* **STATED GOAL**: Reproduce the full listing below unchanged, apart from the pictures.

Stored data:
%%
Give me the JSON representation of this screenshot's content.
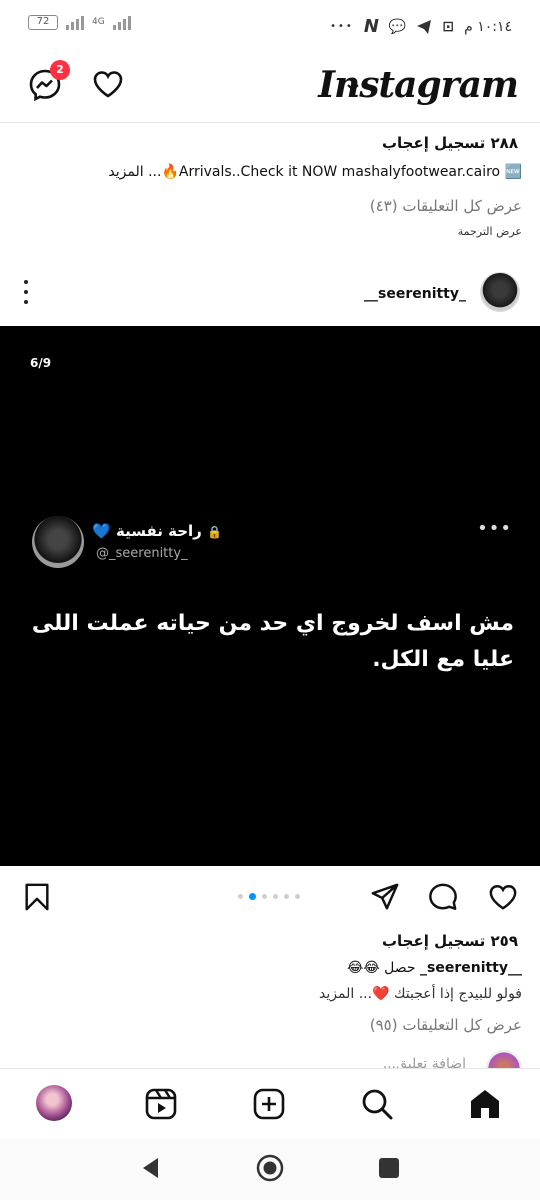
{
  "status_bar": {
    "battery": "72",
    "network": "4G",
    "time": "١٠:١٤ م",
    "more": "•••",
    "app_icon_n": "N"
  },
  "header": {
    "logo": "Instagram",
    "messenger_badge": "2",
    "icons": [
      "chevron-down-icon",
      "messenger-icon",
      "heart-icon"
    ]
  },
  "previous_post": {
    "likes": "٢٨٨ تسجيل إعجاب",
    "caption": "Arrivals..Check it NOW mashalyfootwear.cairo 🆕🔥... المزيد",
    "view_comments": "عرض كل التعليقات (٤٣)",
    "translate": "عرض الترجمة"
  },
  "post": {
    "username": "__seerenitty_",
    "page_counter": "6/9",
    "tweet": {
      "name": "راحة نفسية 💙",
      "handle": "@_seerenitty_",
      "menu": "•••",
      "text": "مش اسف لخروج اي حد من حياته عملت اللى عليا مع الكل."
    },
    "carousel": {
      "total": 6,
      "active": 1
    },
    "likes": "٢٥٩ تسجيل إعجاب",
    "caption_user": "__seerenitty_",
    "caption_text": "حصل 😂😂",
    "caption_line2": "فولو للبيدج إذا أعجبتك ❤️... المزيد",
    "view_comments": "عرض كل التعليقات (٩٥)",
    "add_comment": "إضافة تعليق..."
  },
  "colors": {
    "accent": "#0095f6",
    "badge": "#ff3040",
    "image_bg": "#000000"
  }
}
%%
* **ANSWER TO THE TASK**:
Give me the JSON representation of this screenshot's content.
{
  "status_bar": {
    "battery": "72",
    "network": "4G",
    "time": "١٠:١٤ م",
    "more": "•••",
    "app_icon_n": "N"
  },
  "header": {
    "logo": "Instagram",
    "messenger_badge": "2",
    "icons": [
      "chevron-down-icon",
      "messenger-icon",
      "heart-icon"
    ]
  },
  "previous_post": {
    "likes": "٢٨٨ تسجيل إعجاب",
    "caption": "Arrivals..Check it NOW mashalyfootwear.cairo 🆕🔥... المزيد",
    "view_comments": "عرض كل التعليقات (٤٣)",
    "translate": "عرض الترجمة"
  },
  "post": {
    "username": "__seerenitty_",
    "page_counter": "6/9",
    "tweet": {
      "name": "راحة نفسية 💙",
      "handle": "@_seerenitty_",
      "menu": "•••",
      "text": "مش اسف لخروج اي حد من حياته عملت اللى عليا مع الكل."
    },
    "carousel": {
      "total": 6,
      "active": 1
    },
    "likes": "٢٥٩ تسجيل إعجاب",
    "caption_user": "__seerenitty_",
    "caption_text": "حصل 😂😂",
    "caption_line2": "فولو للبيدج إذا أعجبتك ❤️... المزيد",
    "view_comments": "عرض كل التعليقات (٩٥)",
    "add_comment": "إضافة تعليق..."
  },
  "colors": {
    "accent": "#0095f6",
    "badge": "#ff3040",
    "image_bg": "#000000"
  }
}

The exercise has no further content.